>> Start
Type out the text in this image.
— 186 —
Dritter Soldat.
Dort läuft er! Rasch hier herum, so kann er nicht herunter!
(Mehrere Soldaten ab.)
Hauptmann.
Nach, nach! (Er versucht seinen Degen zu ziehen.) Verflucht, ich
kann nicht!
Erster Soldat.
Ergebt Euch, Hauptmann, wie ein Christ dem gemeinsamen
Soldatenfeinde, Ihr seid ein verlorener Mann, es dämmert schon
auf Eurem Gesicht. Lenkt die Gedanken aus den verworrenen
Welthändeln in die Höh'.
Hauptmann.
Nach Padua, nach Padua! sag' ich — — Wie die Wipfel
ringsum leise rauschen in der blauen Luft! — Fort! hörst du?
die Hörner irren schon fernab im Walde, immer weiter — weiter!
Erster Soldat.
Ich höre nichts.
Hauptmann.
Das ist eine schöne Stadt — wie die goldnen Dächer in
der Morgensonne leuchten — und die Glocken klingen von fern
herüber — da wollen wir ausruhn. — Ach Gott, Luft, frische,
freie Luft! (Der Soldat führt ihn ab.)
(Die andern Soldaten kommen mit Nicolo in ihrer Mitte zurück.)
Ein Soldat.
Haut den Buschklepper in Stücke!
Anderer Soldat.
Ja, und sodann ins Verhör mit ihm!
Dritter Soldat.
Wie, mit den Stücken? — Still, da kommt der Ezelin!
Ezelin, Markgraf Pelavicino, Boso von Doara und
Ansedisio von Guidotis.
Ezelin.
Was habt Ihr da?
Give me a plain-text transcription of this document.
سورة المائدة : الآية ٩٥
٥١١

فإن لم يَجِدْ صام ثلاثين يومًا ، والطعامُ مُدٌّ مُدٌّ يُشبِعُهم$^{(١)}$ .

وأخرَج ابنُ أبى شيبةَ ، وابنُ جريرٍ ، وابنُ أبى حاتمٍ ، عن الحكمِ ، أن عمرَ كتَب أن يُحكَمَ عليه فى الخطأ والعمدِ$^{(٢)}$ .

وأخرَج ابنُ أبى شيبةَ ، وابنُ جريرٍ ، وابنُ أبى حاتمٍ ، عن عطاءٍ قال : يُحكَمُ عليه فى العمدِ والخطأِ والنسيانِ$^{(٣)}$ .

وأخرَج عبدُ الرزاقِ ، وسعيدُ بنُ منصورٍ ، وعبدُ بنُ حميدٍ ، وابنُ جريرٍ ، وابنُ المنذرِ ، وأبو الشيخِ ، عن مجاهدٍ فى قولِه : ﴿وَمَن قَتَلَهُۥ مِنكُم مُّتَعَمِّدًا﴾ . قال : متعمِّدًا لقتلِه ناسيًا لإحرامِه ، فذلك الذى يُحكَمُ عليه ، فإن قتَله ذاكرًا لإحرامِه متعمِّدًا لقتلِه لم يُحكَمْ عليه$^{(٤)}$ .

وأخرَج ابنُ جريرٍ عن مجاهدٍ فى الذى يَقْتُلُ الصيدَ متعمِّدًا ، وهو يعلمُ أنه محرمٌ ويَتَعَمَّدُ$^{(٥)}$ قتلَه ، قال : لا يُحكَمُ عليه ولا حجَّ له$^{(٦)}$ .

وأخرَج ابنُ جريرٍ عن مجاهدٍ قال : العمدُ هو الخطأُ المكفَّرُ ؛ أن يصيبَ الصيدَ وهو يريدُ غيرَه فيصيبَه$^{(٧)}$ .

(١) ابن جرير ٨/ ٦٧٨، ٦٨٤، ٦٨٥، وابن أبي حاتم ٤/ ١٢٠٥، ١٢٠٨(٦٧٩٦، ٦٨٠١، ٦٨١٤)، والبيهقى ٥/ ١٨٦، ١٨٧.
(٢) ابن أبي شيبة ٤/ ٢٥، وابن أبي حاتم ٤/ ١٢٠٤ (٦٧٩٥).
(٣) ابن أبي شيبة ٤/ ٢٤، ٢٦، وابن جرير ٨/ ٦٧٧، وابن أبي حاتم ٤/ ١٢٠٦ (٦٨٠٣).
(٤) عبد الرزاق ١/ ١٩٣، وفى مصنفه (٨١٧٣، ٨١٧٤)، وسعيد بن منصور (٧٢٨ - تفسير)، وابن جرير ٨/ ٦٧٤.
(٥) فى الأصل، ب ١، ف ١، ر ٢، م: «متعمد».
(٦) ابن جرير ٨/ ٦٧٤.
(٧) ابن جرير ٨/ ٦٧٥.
>> End
#### Exercise description
Scan the records above, count the lines with "Ezelin" in them, and give only the number.

#### Written solution
3